***** Exercise material *****

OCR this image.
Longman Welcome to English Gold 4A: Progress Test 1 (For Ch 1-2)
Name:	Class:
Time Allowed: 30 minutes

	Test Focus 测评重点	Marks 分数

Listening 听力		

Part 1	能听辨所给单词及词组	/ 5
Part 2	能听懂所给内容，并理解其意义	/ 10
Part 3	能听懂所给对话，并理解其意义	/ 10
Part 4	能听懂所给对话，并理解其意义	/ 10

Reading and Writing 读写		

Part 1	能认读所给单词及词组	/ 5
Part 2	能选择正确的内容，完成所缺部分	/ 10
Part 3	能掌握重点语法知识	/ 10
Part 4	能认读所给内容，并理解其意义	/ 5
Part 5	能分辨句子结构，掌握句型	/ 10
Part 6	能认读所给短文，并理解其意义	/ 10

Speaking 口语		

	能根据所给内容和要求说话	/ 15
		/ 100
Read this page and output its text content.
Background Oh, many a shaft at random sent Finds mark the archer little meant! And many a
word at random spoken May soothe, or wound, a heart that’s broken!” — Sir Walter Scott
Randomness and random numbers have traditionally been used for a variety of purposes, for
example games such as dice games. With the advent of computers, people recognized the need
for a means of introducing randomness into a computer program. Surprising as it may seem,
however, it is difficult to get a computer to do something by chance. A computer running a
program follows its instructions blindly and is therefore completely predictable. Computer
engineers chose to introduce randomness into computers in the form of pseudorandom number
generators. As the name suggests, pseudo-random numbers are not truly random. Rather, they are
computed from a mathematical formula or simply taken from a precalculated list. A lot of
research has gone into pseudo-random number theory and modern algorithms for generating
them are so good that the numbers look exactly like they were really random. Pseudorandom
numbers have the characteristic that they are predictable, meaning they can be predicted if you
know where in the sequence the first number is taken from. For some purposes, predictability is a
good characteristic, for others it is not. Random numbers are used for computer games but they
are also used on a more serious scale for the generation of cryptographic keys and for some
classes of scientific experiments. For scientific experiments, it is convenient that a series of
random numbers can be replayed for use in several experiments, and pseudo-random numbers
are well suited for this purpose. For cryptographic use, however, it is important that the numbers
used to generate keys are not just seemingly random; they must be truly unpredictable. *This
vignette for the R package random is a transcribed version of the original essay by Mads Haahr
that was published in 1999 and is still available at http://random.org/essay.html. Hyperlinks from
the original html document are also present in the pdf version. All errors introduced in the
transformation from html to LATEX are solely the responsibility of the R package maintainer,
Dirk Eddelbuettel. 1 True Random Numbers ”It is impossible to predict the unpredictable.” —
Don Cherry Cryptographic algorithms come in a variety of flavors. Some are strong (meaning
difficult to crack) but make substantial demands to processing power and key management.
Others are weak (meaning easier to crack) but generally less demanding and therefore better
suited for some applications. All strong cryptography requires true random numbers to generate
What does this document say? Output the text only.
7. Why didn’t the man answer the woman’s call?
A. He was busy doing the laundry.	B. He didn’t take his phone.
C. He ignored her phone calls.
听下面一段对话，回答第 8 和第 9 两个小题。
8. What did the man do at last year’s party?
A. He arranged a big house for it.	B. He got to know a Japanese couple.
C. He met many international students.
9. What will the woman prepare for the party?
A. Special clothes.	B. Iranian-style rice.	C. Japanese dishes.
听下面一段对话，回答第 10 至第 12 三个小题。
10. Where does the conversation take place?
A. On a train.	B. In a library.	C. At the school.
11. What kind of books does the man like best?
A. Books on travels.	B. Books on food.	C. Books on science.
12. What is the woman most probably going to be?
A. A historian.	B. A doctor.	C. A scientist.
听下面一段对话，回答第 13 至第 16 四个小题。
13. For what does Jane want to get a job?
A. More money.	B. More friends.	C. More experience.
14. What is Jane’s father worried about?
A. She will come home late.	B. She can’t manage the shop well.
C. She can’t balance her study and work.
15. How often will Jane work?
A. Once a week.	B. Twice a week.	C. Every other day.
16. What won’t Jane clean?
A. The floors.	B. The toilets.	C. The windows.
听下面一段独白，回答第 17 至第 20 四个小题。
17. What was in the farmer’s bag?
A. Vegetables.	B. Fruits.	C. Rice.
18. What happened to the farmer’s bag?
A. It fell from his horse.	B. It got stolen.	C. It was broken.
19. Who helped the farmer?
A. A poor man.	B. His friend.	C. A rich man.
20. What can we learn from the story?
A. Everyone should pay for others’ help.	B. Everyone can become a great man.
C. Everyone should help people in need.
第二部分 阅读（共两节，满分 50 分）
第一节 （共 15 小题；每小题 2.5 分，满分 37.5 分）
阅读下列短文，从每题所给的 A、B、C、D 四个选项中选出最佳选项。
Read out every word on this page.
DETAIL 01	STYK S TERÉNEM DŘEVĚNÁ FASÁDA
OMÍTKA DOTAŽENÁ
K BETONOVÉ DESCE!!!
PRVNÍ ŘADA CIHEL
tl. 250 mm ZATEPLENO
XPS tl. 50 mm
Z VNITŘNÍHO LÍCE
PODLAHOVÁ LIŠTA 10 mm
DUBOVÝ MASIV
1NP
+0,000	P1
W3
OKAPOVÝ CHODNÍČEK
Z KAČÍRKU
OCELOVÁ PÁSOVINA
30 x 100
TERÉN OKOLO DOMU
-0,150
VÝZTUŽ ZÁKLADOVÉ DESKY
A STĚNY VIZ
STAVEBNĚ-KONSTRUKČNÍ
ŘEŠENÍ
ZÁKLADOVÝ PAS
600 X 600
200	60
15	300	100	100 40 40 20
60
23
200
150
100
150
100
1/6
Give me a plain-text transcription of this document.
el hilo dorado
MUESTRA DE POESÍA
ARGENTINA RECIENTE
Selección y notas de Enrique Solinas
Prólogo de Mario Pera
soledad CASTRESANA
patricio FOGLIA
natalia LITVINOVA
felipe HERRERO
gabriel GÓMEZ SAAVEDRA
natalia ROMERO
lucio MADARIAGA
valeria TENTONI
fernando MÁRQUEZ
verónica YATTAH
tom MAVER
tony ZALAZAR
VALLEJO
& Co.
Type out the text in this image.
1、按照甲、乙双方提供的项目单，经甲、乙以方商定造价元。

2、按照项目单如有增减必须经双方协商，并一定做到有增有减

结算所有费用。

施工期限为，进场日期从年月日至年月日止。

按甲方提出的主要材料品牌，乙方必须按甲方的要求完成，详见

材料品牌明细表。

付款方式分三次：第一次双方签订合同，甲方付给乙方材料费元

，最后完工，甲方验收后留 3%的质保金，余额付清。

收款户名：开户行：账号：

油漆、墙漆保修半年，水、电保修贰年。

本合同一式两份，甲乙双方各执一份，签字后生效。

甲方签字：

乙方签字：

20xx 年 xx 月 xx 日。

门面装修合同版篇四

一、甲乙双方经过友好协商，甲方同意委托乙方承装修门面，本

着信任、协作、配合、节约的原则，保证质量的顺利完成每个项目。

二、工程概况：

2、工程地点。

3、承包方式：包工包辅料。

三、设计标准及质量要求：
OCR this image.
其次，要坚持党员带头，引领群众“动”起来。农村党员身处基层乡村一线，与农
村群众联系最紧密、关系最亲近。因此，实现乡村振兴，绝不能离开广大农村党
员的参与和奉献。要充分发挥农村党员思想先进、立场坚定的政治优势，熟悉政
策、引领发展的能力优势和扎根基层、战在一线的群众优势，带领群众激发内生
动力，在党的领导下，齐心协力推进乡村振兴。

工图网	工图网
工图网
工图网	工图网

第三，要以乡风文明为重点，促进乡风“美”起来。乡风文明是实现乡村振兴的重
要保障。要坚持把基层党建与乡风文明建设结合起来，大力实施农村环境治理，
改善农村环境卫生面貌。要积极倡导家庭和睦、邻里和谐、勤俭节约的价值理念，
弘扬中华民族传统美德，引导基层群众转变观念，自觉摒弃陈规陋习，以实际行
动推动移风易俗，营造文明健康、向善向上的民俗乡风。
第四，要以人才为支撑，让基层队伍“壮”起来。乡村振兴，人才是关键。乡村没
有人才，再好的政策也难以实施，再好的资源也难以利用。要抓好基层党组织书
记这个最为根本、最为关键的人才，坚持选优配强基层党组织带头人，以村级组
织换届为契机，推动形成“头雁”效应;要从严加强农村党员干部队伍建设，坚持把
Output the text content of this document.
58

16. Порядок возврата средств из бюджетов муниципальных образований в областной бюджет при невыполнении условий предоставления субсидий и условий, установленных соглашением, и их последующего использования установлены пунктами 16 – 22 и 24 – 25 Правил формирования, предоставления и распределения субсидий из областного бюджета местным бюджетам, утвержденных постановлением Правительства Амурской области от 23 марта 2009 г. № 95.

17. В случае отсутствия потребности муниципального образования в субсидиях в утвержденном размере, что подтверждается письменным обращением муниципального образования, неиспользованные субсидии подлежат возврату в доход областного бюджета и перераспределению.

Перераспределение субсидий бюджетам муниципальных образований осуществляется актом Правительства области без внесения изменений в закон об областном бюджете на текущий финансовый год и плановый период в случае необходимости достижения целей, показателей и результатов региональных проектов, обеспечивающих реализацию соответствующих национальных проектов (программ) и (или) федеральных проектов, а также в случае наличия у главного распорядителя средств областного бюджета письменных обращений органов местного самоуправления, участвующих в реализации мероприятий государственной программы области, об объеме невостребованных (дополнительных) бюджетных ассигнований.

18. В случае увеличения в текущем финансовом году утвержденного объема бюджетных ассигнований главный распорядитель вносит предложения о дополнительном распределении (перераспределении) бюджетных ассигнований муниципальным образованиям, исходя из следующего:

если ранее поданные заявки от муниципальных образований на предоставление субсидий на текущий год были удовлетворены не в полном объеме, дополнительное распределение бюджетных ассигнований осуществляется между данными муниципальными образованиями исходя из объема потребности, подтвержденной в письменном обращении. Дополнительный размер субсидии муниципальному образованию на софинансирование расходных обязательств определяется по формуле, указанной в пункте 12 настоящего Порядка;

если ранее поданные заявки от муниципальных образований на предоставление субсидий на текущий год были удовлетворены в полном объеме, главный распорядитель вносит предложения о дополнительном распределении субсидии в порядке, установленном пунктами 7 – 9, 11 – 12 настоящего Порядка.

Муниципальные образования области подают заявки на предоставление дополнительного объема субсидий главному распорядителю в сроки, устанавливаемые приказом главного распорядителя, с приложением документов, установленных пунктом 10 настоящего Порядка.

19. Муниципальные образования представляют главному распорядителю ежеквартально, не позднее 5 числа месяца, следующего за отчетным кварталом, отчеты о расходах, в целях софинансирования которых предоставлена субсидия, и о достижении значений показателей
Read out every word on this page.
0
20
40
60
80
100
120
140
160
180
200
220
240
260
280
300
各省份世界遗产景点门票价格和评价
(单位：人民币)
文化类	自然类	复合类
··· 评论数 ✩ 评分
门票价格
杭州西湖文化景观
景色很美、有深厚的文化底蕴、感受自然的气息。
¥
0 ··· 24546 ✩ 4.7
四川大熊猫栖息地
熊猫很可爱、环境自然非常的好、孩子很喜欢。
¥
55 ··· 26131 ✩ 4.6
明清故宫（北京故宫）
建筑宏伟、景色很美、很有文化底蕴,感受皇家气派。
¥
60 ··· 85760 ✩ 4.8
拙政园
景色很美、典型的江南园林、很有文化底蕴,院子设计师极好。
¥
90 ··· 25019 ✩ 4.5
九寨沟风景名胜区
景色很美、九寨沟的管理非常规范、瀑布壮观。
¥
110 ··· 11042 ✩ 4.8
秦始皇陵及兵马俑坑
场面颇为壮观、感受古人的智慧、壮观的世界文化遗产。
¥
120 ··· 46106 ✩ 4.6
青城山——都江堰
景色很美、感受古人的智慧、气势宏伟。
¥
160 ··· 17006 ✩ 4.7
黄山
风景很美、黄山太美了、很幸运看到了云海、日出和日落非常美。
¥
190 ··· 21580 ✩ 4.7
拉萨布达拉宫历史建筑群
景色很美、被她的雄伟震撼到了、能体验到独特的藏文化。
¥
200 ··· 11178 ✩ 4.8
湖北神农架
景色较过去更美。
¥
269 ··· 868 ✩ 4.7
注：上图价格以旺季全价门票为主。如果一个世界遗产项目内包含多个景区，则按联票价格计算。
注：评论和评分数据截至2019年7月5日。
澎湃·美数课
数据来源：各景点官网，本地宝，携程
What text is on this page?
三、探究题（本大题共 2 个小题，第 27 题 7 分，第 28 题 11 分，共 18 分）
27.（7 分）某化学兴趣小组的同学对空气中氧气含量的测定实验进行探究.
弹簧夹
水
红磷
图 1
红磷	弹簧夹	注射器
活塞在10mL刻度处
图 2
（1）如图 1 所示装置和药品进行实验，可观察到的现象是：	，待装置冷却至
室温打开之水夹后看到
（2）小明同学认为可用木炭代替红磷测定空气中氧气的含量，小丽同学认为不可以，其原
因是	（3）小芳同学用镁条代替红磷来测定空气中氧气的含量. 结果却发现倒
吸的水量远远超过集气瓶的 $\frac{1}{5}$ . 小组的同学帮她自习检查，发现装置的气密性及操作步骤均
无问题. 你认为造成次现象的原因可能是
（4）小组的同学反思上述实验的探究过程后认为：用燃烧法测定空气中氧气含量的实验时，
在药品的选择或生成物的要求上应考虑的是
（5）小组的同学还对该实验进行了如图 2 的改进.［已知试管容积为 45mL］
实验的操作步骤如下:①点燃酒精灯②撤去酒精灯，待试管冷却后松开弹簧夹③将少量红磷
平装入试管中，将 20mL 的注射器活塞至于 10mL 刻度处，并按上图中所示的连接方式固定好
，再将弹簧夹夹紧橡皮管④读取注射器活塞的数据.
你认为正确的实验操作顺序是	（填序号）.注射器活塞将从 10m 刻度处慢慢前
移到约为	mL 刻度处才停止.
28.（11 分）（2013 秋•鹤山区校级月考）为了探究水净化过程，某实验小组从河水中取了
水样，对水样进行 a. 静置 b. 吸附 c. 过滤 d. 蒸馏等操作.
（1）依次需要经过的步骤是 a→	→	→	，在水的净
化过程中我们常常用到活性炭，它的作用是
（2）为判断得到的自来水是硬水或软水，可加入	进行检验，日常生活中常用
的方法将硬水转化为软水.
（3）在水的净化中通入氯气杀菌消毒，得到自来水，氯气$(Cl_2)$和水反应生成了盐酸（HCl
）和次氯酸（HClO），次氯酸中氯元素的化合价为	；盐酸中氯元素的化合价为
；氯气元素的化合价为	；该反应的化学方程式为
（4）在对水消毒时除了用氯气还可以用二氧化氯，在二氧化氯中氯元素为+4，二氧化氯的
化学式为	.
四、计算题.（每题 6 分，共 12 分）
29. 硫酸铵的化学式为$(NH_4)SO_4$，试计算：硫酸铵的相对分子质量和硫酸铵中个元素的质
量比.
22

*****

▸ **Exercise**: Identify how many lines in the entries above contain the word "удовлетворены" and provide only that figure.

▸ **Exercise result**: 2